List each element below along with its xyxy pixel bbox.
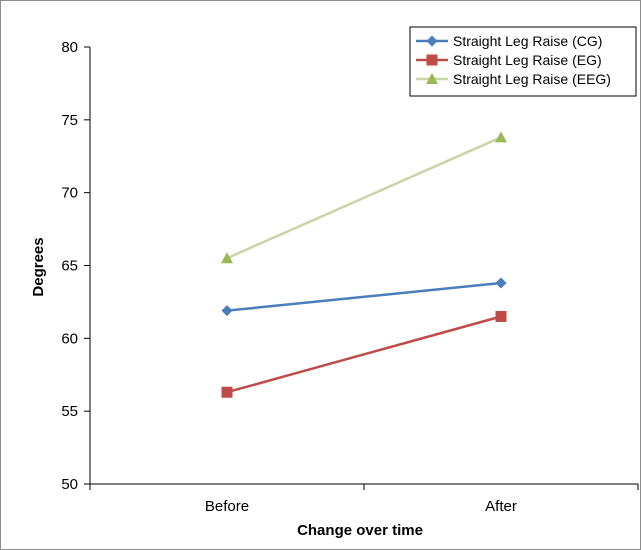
data-point	[495, 131, 507, 143]
y-tick-label: 60	[61, 330, 78, 347]
y-tick-label: 50	[61, 476, 78, 493]
series-group	[221, 131, 507, 398]
data-point	[221, 305, 233, 317]
data-point	[221, 252, 233, 264]
y-axis-title: Degrees	[30, 237, 47, 296]
x-axis-title: Change over time	[297, 522, 423, 539]
legend-entry: Straight Leg Raise (EEG)	[416, 71, 611, 87]
legend-entry: Straight Leg Raise (CG)	[416, 33, 602, 49]
x-tick-label: Before	[205, 498, 249, 515]
x-tick-label: After	[485, 498, 517, 515]
legend: Straight Leg Raise (CG) Straight Leg Rais…	[409, 26, 637, 97]
x-ticks: Before After	[89, 484, 639, 515]
y-tick-label: 65	[61, 258, 78, 275]
legend-swatch-marker	[426, 35, 438, 47]
series-3	[221, 131, 507, 264]
y-ticks: 50 55 60 65 70 75 80	[61, 39, 90, 493]
series-line	[226, 136, 502, 260]
data-point	[495, 277, 507, 289]
legend-label: Straight Leg Raise (EEG)	[453, 71, 611, 87]
y-tick-label: 55	[61, 403, 78, 420]
legend-label: Straight Leg Raise (EG)	[453, 52, 602, 68]
axes	[89, 47, 638, 485]
series-line	[226, 281, 502, 312]
legend-entry: Straight Leg Raise (EG)	[416, 52, 602, 68]
legend-swatch-marker	[426, 73, 438, 84]
legend-box	[409, 26, 637, 97]
y-tick-label: 80	[61, 39, 78, 56]
data-point	[495, 310, 507, 322]
series-1	[221, 277, 507, 317]
data-point	[221, 386, 233, 398]
y-tick-label: 75	[61, 112, 78, 129]
series-line	[226, 315, 502, 394]
legend-label: Straight Leg Raise (CG)	[453, 33, 602, 49]
y-tick-label: 70	[61, 185, 78, 202]
series-2	[221, 310, 507, 398]
legend-swatch-marker	[426, 54, 438, 66]
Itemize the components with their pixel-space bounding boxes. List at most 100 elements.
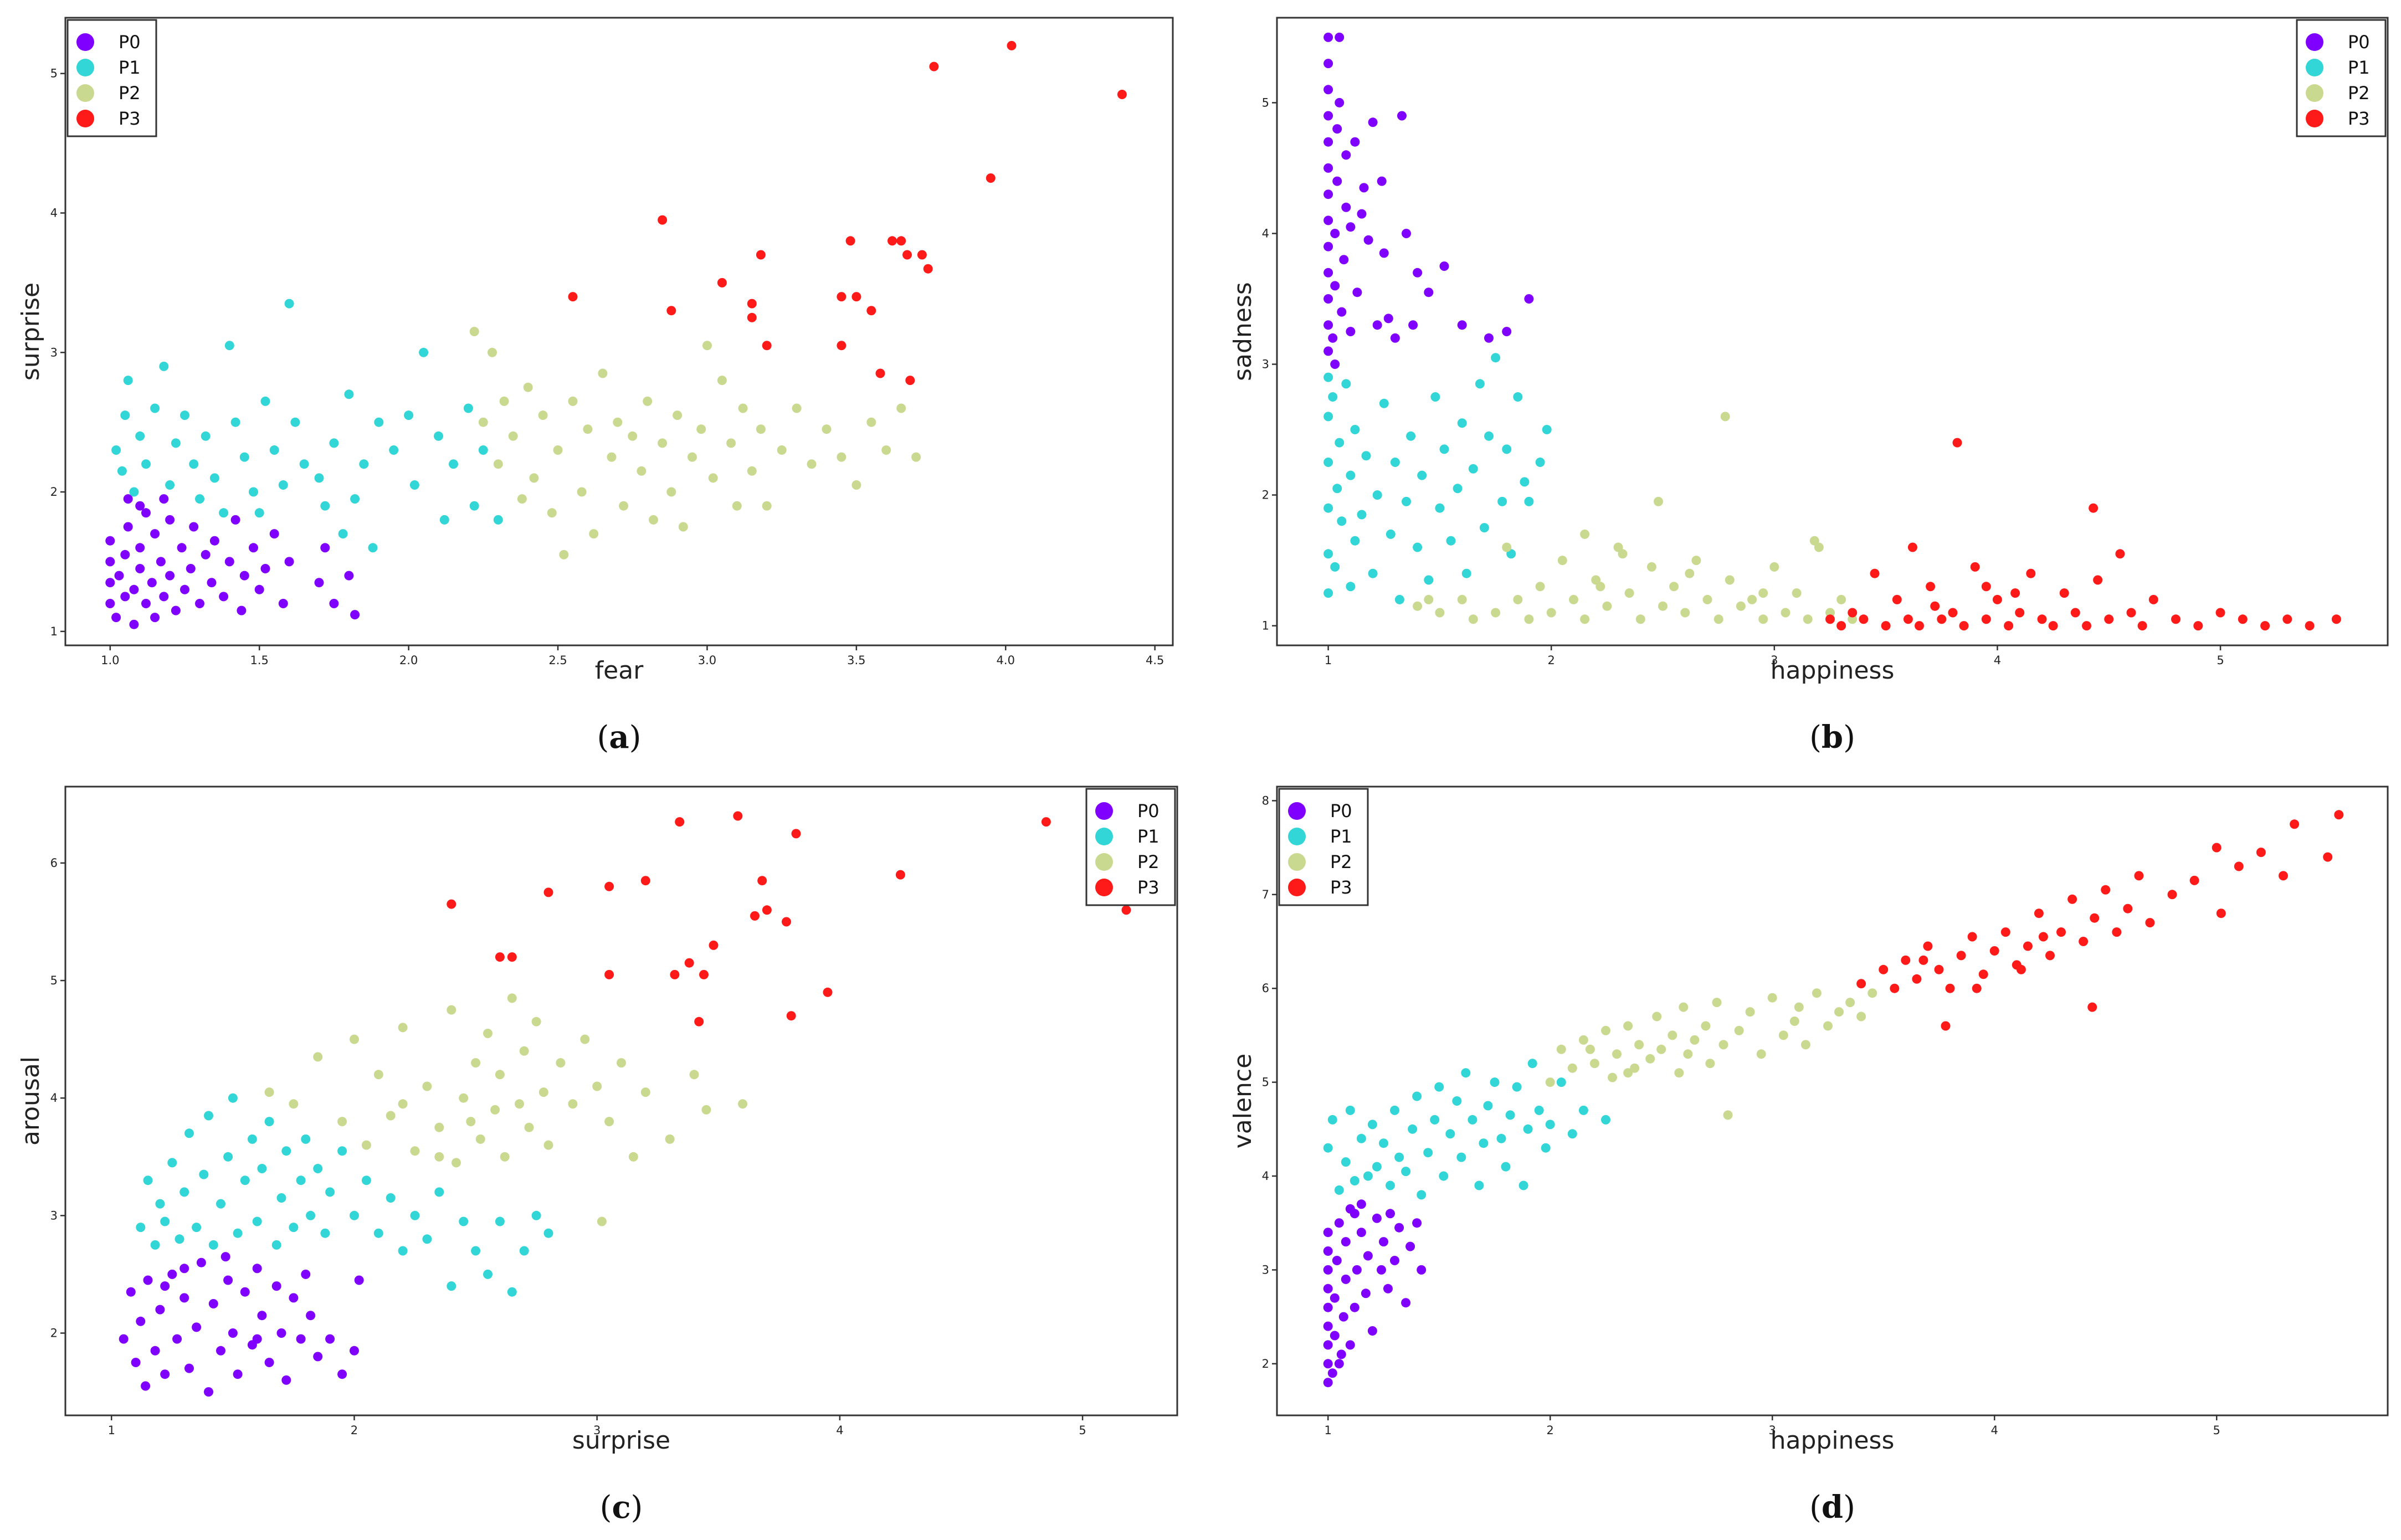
chart-panel-d: 1 2 3 4 5 2 3 4 5 6 7 8 happiness valence P0 P1 P2 P3 (d) — [1229, 786, 2389, 1526]
y-axis-label: surprise — [17, 283, 45, 381]
point-p0-11 — [135, 564, 145, 573]
point-p1-6 — [1356, 1133, 1366, 1143]
point-p2-8 — [398, 1023, 408, 1033]
point-p2-36 — [738, 403, 748, 413]
point-p1-18 — [247, 1134, 257, 1144]
point-p0-12 — [1332, 1256, 1342, 1265]
x-tick-label: 4 — [1991, 1424, 1998, 1437]
point-p0-14 — [1336, 1349, 1346, 1359]
x-tick-label: 4.0 — [997, 654, 1015, 667]
x-tick-label: 2 — [1548, 654, 1555, 667]
point-p3-1 — [1879, 964, 1889, 974]
point-p1-12 — [208, 1240, 218, 1250]
point-p2-43 — [822, 424, 832, 434]
y-tick-label: 4 — [50, 206, 58, 219]
point-p2-17 — [1624, 588, 1634, 598]
point-p0-12 — [1323, 32, 1333, 42]
point-p1-26 — [1413, 542, 1423, 552]
point-p3-21 — [986, 173, 996, 183]
point-p0-35 — [239, 571, 249, 581]
point-p3-12 — [866, 306, 876, 316]
point-p0-20 — [1350, 1302, 1359, 1312]
point-p1-38 — [1479, 523, 1489, 533]
point-p1-24 — [1402, 496, 1411, 506]
point-p3-33 — [2256, 848, 2266, 858]
point-p0-0 — [1323, 1378, 1333, 1388]
point-p3-23 — [2070, 608, 2080, 618]
point-p3-8 — [1945, 983, 1955, 993]
point-p0-4 — [111, 613, 121, 623]
point-p2-1 — [1556, 1044, 1566, 1054]
point-p2-6 — [1608, 1072, 1617, 1082]
point-p0-17 — [1341, 1237, 1351, 1247]
point-p1-10 — [171, 438, 181, 448]
point-p1-5 — [135, 431, 145, 441]
point-p1-25 — [1406, 431, 1416, 441]
point-p1-4 — [1345, 1105, 1355, 1115]
point-p2-23 — [1691, 556, 1701, 566]
point-p0-8 — [1323, 1228, 1333, 1238]
point-p1-27 — [299, 459, 309, 469]
point-p0-30 — [209, 536, 219, 546]
point-p1-29 — [320, 501, 330, 511]
point-p2-24 — [649, 515, 658, 525]
point-p1-9 — [165, 480, 175, 490]
point-p3-22 — [2059, 588, 2069, 598]
point-p2-34 — [617, 1058, 626, 1068]
point-p3-19 — [791, 829, 801, 839]
point-p1-14 — [201, 431, 211, 441]
x-axis-label: happiness — [1771, 1426, 1895, 1455]
point-p0-4 — [1323, 242, 1333, 251]
legend-marker-p1 — [2306, 59, 2323, 76]
point-p2-33 — [717, 376, 727, 386]
point-p3-25 — [2089, 503, 2099, 513]
point-p3-36 — [2323, 852, 2333, 862]
legend-label-p2: P2 — [1330, 851, 1352, 872]
y-tick-label: 5 — [50, 67, 58, 80]
point-p3-4 — [604, 881, 614, 891]
point-p0-22 — [1341, 202, 1351, 212]
point-p0-13 — [141, 599, 151, 608]
series-p3 — [447, 811, 1131, 1026]
point-p0-5 — [143, 1275, 153, 1285]
point-p1-5 — [167, 1158, 177, 1168]
point-p1-36 — [1468, 464, 1478, 474]
point-p3-36 — [2260, 621, 2270, 631]
y-tick-label: 3 — [50, 1209, 58, 1222]
point-p1-15 — [1408, 1124, 1418, 1134]
point-p2-10 — [1546, 608, 1556, 618]
point-p1-30 — [1490, 1077, 1500, 1087]
point-p2-0 — [1545, 1077, 1555, 1087]
point-p1-5 — [1323, 372, 1333, 382]
point-p0-28 — [1377, 1265, 1386, 1275]
point-p3-40 — [1907, 542, 1917, 552]
point-p0-46 — [1524, 294, 1534, 304]
point-p1-41 — [434, 431, 443, 441]
point-p3-20 — [2037, 614, 2047, 624]
point-p0-45 — [344, 571, 354, 581]
point-p3-35 — [2238, 614, 2248, 624]
point-p2-15 — [1674, 1068, 1684, 1078]
point-p0-29 — [289, 1293, 299, 1303]
point-p0-39 — [269, 529, 279, 539]
point-p1-33 — [1505, 1110, 1515, 1120]
point-p3-9 — [1956, 951, 1966, 961]
point-p2-3 — [1457, 594, 1467, 604]
point-p1-19 — [252, 1216, 262, 1226]
point-p1-35 — [373, 1228, 383, 1238]
point-p2-38 — [689, 1070, 699, 1080]
x-tick-label: 1 — [1325, 1424, 1332, 1437]
point-p1-22 — [271, 1240, 281, 1250]
point-p0-26 — [1350, 137, 1360, 147]
point-p0-25 — [264, 1358, 274, 1367]
point-p0-34 — [1401, 1298, 1411, 1308]
point-p0-24 — [1346, 327, 1356, 336]
point-p1-31 — [338, 529, 348, 539]
point-p2-4 — [499, 396, 509, 406]
point-p1-42 — [439, 515, 449, 525]
point-p0-40 — [1413, 268, 1423, 278]
legend-label-p1: P1 — [1137, 826, 1160, 847]
point-p1-38 — [404, 410, 414, 420]
point-p0-27 — [276, 1328, 286, 1338]
point-p2-15 — [583, 424, 593, 434]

What is needed ▸ Count the lines in the records above that contain the string "Before" with matching capitalization. Reply with the number alone.

Correct response ▸ 2